---------- Items ----------

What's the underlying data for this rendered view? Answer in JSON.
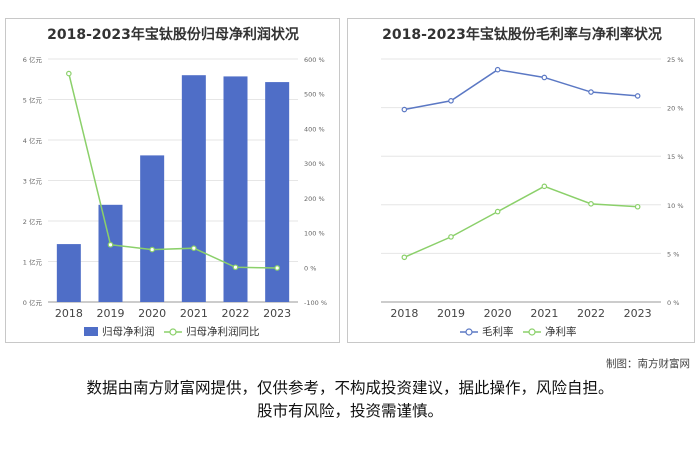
{
  "charts": [
    {
      "title": "2018-2023年宝钛股份归母净利润状况",
      "type": "bar+line",
      "categories": [
        "2018",
        "2019",
        "2020",
        "2021",
        "2022",
        "2023"
      ],
      "y_left": {
        "min": 0,
        "max": 6,
        "ticks": [
          "0 亿元",
          "1 亿元",
          "2 亿元",
          "3 亿元",
          "4 亿元",
          "5 亿元",
          "6 亿元"
        ]
      },
      "y_right": {
        "min": -100,
        "max": 600,
        "ticks": [
          "-100 %",
          "0 %",
          "100 %",
          "200 %",
          "300 %",
          "400 %",
          "500 %",
          "600 %"
        ]
      },
      "legend": [
        "归母净利润",
        "归母净利润同比"
      ]
    },
    {
      "title": "2018-2023年宝钛股份毛利率与净利率状况",
      "type": "line",
      "categories": [
        "2018",
        "2019",
        "2020",
        "2021",
        "2022",
        "2023"
      ],
      "y_right": {
        "min": 0,
        "max": 25,
        "ticks": [
          "0 %",
          "5 %",
          "10 %",
          "15 %",
          "20 %",
          "25 %"
        ]
      },
      "legend": [
        "毛利率",
        "净利率"
      ]
    }
  ],
  "chart_data": [
    {
      "type": "bar",
      "title": "2018-2023年宝钛股份归母净利润状况",
      "categories": [
        "2018",
        "2019",
        "2020",
        "2021",
        "2022",
        "2023"
      ],
      "series": [
        {
          "name": "归母净利润",
          "type": "bar",
          "axis": "left",
          "unit": "亿元",
          "values": [
            1.43,
            2.4,
            3.62,
            5.6,
            5.57,
            5.43
          ]
        },
        {
          "name": "归母净利润同比",
          "type": "line",
          "axis": "right",
          "unit": "%",
          "values": [
            558,
            65,
            51,
            55,
            0,
            -2
          ]
        }
      ],
      "ylim_left": [
        0,
        6
      ],
      "ylim_right": [
        -100,
        600
      ],
      "grid": true,
      "legend_position": "bottom"
    },
    {
      "type": "line",
      "title": "2018-2023年宝钛股份毛利率与净利率状况",
      "categories": [
        "2018",
        "2019",
        "2020",
        "2021",
        "2022",
        "2023"
      ],
      "series": [
        {
          "name": "毛利率",
          "unit": "%",
          "values": [
            19.8,
            20.7,
            23.9,
            23.1,
            21.6,
            21.2
          ]
        },
        {
          "name": "净利率",
          "unit": "%",
          "values": [
            4.6,
            6.7,
            9.3,
            11.9,
            10.1,
            9.8
          ]
        }
      ],
      "ylim": [
        0,
        25
      ],
      "grid": true,
      "legend_position": "bottom"
    }
  ],
  "colors": {
    "bar": "#4f6ec7",
    "line_green": "#8bd06a",
    "line_blue": "#5b78c4",
    "grid": "#e6e6e6",
    "axis_text": "#666666"
  },
  "credit": "制图：南方财富网",
  "disclaimer_line1": "数据由南方财富网提供，仅供参考，不构成投资建议，据此操作，风险自担。",
  "disclaimer_line2": "股市有风险，投资需谨慎。"
}
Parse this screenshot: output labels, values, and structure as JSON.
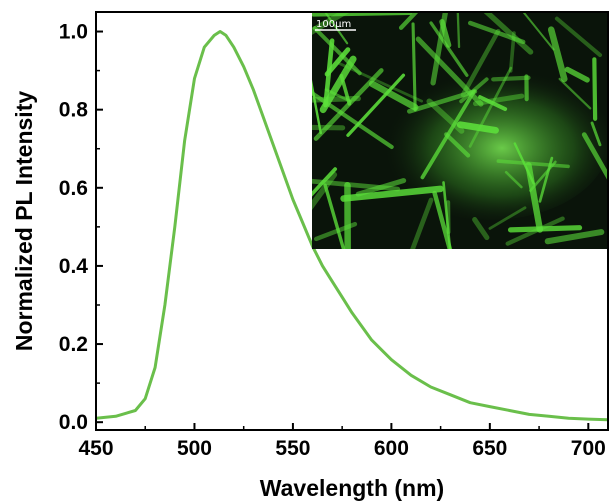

----------

— Requirement —
Looking at the records above, say how many lines hold the string "type". Write nothing but the number.

— Finished exercise —
6